# [THE REQUEST]
Print the entries that appear below, exactly as written and without their pictures.

# [DATA LISTING]
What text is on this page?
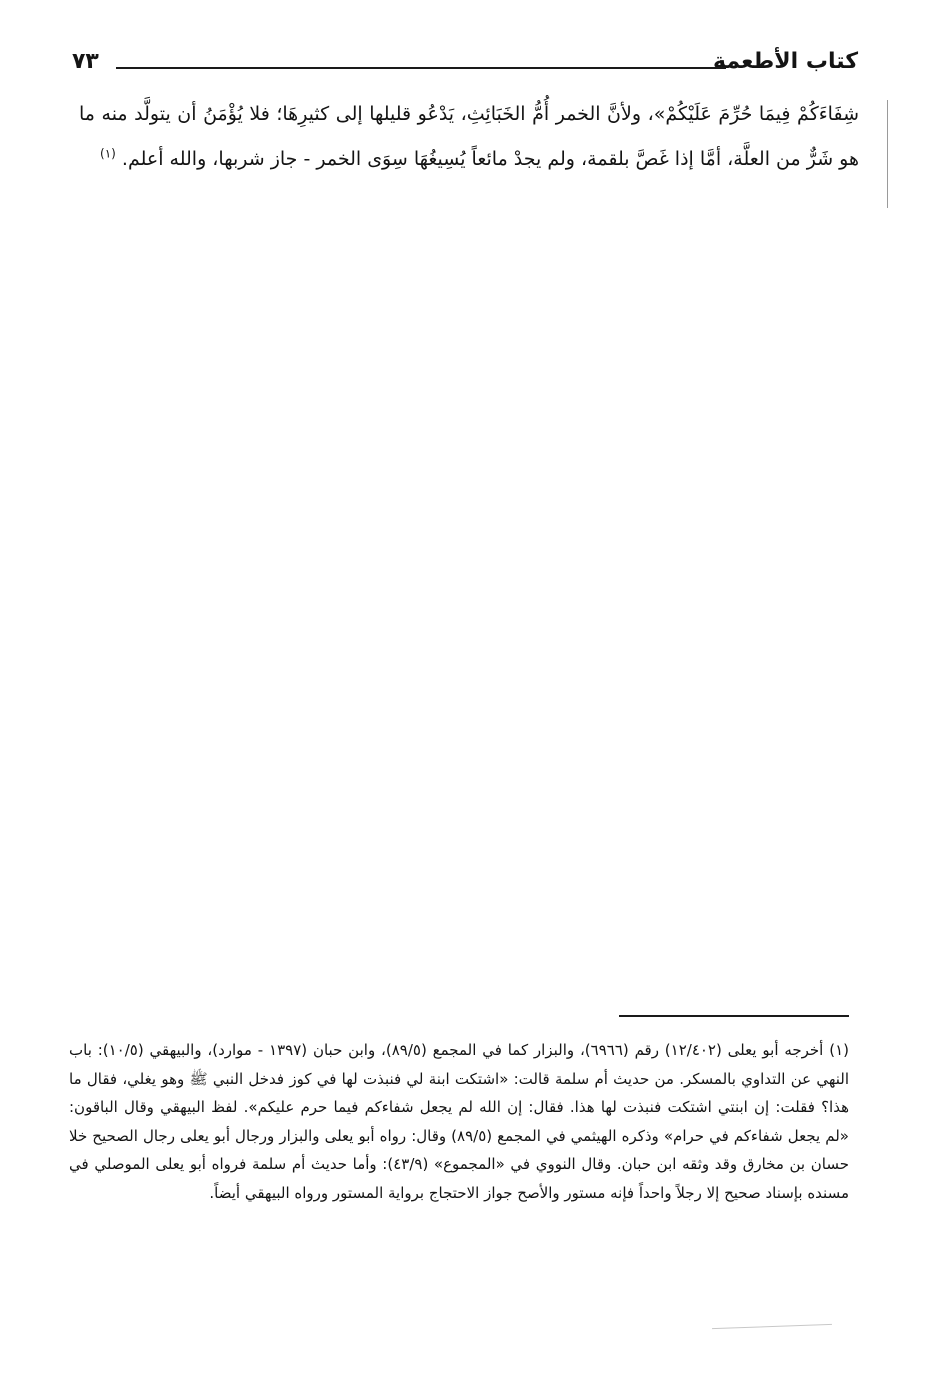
كتاب الأطعمة
٧٣

شِفَاءَكُمْ فِيمَا حُرِّمَ عَلَيْكُمْ»، ولأنَّ الخمر أُمُّ الخَبَائِثِ، يَدْعُو قليلها إلى كثيرِهَا؛ فلا يُؤْمَنُ أن يتولَّد منه ما هو شَرٌّ من العلَّة، أمَّا إذا غَصَّ بلقمة، ولم يجدْ مائعاً يُسِيغُهَا سِوَى الخمر - جاز شربها، والله أعلم. $^{(١)}$

(١) أخرجه أبو يعلى (١٢/٤٠٢) رقم (٦٩٦٦)، والبزار كما في المجمع (٨٩/٥)، وابن حبان (١٣٩٧ - موارد)، والبيهقي (١٠/٥): باب النهي عن التداوي بالمسكر. من حديث أم سلمة قالت: «اشتكت ابنة لي فنبذت لها في كوز فدخل النبي ﷺ وهو يغلي، فقال ما هذا؟ فقلت: إن ابنتي اشتكت فنبذت لها هذا. فقال: إن الله لم يجعل شفاءكم فيما حرم عليكم». لفظ البيهقي وقال الباقون: «لم يجعل شفاءكم في حرام» وذكره الهيثمي في المجمع (٨٩/٥) وقال: رواه أبو يعلى والبزار ورجال أبو يعلى رجال الصحيح خلا حسان بن مخارق وقد وثقه ابن حبان. وقال النووي في «المجموع» (٤٣/٩): وأما حديث أم سلمة فرواه أبو يعلى الموصلي في مسنده بإسناد صحيح إلا رجلاً واحداً فإنه مستور والأصح جواز الاحتجاج برواية المستور ورواه البيهقي أيضاً.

# [RESULT OF THE TASK]
What text is on this page?
كتاب الأطعمة
٧٣

شِفَاءَكُمْ فِيمَا حُرِّمَ عَلَيْكُمْ»، ولأنَّ الخمر أُمُّ الخَبَائِثِ، يَدْعُو قليلها إلى كثيرِهَا؛ فلا يُؤْمَنُ أن يتولَّد منه ما هو شَرٌّ من العلَّة، أمَّا إذا غَصَّ بلقمة، ولم يجدْ مائعاً يُسِيغُهَا سِوَى الخمر - جاز شربها، والله أعلم. $^{(١)}$

(١) أخرجه أبو يعلى (١٢/٤٠٢) رقم (٦٩٦٦)، والبزار كما في المجمع (٨٩/٥)، وابن حبان (١٣٩٧ - موارد)، والبيهقي (١٠/٥): باب النهي عن التداوي بالمسكر. من حديث أم سلمة قالت: «اشتكت ابنة لي فنبذت لها في كوز فدخل النبي ﷺ وهو يغلي، فقال ما هذا؟ فقلت: إن ابنتي اشتكت فنبذت لها هذا. فقال: إن الله لم يجعل شفاءكم فيما حرم عليكم». لفظ البيهقي وقال الباقون: «لم يجعل شفاءكم في حرام» وذكره الهيثمي في المجمع (٨٩/٥) وقال: رواه أبو يعلى والبزار ورجال أبو يعلى رجال الصحيح خلا حسان بن مخارق وقد وثقه ابن حبان. وقال النووي في «المجموع» (٤٣/٩): وأما حديث أم سلمة فرواه أبو يعلى الموصلي في مسنده بإسناد صحيح إلا رجلاً واحداً فإنه مستور والأصح جواز الاحتجاج برواية المستور ورواه البيهقي أيضاً.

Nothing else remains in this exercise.